__Task details__
Reproduce every entry in the listing without alteration.

** begin Task inputs **

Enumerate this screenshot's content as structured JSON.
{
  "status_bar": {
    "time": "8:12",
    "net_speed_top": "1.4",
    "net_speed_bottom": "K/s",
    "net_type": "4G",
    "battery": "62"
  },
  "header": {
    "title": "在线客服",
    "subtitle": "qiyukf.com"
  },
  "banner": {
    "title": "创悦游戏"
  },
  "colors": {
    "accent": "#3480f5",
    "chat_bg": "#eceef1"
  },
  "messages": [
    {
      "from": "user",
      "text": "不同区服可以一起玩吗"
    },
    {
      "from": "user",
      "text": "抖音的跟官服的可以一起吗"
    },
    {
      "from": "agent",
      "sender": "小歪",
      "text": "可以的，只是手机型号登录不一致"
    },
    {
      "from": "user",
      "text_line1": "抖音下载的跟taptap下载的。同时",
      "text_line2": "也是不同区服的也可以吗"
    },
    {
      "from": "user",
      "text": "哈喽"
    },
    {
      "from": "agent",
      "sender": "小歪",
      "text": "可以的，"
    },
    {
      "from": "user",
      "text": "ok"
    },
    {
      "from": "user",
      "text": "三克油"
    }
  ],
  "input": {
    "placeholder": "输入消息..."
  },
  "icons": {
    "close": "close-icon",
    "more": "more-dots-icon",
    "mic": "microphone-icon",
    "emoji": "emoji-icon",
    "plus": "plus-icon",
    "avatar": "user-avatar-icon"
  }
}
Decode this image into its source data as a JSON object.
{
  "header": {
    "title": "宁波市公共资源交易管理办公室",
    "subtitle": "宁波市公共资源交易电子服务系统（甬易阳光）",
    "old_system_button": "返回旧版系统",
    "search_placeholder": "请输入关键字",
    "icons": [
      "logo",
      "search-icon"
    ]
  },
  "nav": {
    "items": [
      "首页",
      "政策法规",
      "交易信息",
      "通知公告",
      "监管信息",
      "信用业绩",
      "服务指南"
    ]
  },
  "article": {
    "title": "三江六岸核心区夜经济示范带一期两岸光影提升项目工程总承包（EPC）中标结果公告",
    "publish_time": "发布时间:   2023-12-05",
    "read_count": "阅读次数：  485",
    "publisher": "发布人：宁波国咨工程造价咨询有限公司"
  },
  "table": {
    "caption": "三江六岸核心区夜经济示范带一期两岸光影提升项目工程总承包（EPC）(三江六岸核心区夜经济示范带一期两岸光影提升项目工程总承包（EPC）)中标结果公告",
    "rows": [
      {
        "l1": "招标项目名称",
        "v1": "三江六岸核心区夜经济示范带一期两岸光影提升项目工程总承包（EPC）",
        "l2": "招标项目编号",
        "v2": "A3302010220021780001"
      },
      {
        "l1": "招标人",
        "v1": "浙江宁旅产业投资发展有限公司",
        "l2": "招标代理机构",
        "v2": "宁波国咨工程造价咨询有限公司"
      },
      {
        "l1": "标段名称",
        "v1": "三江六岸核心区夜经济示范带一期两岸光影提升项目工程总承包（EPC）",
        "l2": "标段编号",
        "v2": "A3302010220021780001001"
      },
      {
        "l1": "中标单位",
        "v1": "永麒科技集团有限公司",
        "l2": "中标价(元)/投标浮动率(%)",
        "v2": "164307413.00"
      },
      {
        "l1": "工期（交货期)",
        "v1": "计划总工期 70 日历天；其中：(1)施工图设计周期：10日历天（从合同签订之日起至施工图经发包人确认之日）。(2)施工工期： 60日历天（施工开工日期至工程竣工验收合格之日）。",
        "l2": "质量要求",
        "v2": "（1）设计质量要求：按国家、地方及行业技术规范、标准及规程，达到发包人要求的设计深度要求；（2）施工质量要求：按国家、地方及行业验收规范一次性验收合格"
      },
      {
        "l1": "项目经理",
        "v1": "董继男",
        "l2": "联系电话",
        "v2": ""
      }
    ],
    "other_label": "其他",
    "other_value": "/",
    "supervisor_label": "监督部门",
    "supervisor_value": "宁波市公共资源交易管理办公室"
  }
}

** end Task inputs **

__Result of the task__
Enumerate this screenshot's content as structured JSON.
{
  "status_bar": {
    "time": "8:12",
    "net_speed_top": "1.4",
    "net_speed_bottom": "K/s",
    "net_type": "4G",
    "battery": "62"
  },
  "header": {
    "title": "在线客服",
    "subtitle": "qiyukf.com"
  },
  "banner": {
    "title": "创悦游戏"
  },
  "colors": {
    "accent": "#3480f5",
    "chat_bg": "#eceef1"
  },
  "messages": [
    {
      "from": "user",
      "text": "不同区服可以一起玩吗"
    },
    {
      "from": "user",
      "text": "抖音的跟官服的可以一起吗"
    },
    {
      "from": "agent",
      "sender": "小歪",
      "text": "可以的，只是手机型号登录不一致"
    },
    {
      "from": "user",
      "text_line1": "抖音下载的跟taptap下载的。同时",
      "text_line2": "也是不同区服的也可以吗"
    },
    {
      "from": "user",
      "text": "哈喽"
    },
    {
      "from": "agent",
      "sender": "小歪",
      "text": "可以的，"
    },
    {
      "from": "user",
      "text": "ok"
    },
    {
      "from": "user",
      "text": "三克油"
    }
  ],
  "input": {
    "placeholder": "输入消息..."
  },
  "icons": {
    "close": "close-icon",
    "more": "more-dots-icon",
    "mic": "microphone-icon",
    "emoji": "emoji-icon",
    "plus": "plus-icon",
    "avatar": "user-avatar-icon"
  }
}
Decode this image into its source data as a JSON object.
{
  "header": {
    "title": "宁波市公共资源交易管理办公室",
    "subtitle": "宁波市公共资源交易电子服务系统（甬易阳光）",
    "old_system_button": "返回旧版系统",
    "search_placeholder": "请输入关键字",
    "icons": [
      "logo",
      "search-icon"
    ]
  },
  "nav": {
    "items": [
      "首页",
      "政策法规",
      "交易信息",
      "通知公告",
      "监管信息",
      "信用业绩",
      "服务指南"
    ]
  },
  "article": {
    "title": "三江六岸核心区夜经济示范带一期两岸光影提升项目工程总承包（EPC）中标结果公告",
    "publish_time": "发布时间:   2023-12-05",
    "read_count": "阅读次数：  485",
    "publisher": "发布人：宁波国咨工程造价咨询有限公司"
  },
  "table": {
    "caption": "三江六岸核心区夜经济示范带一期两岸光影提升项目工程总承包（EPC）(三江六岸核心区夜经济示范带一期两岸光影提升项目工程总承包（EPC）)中标结果公告",
    "rows": [
      {
        "l1": "招标项目名称",
        "v1": "三江六岸核心区夜经济示范带一期两岸光影提升项目工程总承包（EPC）",
        "l2": "招标项目编号",
        "v2": "A3302010220021780001"
      },
      {
        "l1": "招标人",
        "v1": "浙江宁旅产业投资发展有限公司",
        "l2": "招标代理机构",
        "v2": "宁波国咨工程造价咨询有限公司"
      },
      {
        "l1": "标段名称",
        "v1": "三江六岸核心区夜经济示范带一期两岸光影提升项目工程总承包（EPC）",
        "l2": "标段编号",
        "v2": "A3302010220021780001001"
      },
      {
        "l1": "中标单位",
        "v1": "永麒科技集团有限公司",
        "l2": "中标价(元)/投标浮动率(%)",
        "v2": "164307413.00"
      },
      {
        "l1": "工期（交货期)",
        "v1": "计划总工期 70 日历天；其中：(1)施工图设计周期：10日历天（从合同签订之日起至施工图经发包人确认之日）。(2)施工工期： 60日历天（施工开工日期至工程竣工验收合格之日）。",
        "l2": "质量要求",
        "v2": "（1）设计质量要求：按国家、地方及行业技术规范、标准及规程，达到发包人要求的设计深度要求；（2）施工质量要求：按国家、地方及行业验收规范一次性验收合格"
      },
      {
        "l1": "项目经理",
        "v1": "董继男",
        "l2": "联系电话",
        "v2": ""
      }
    ],
    "other_label": "其他",
    "other_value": "/",
    "supervisor_label": "监督部门",
    "supervisor_value": "宁波市公共资源交易管理办公室"
  }
}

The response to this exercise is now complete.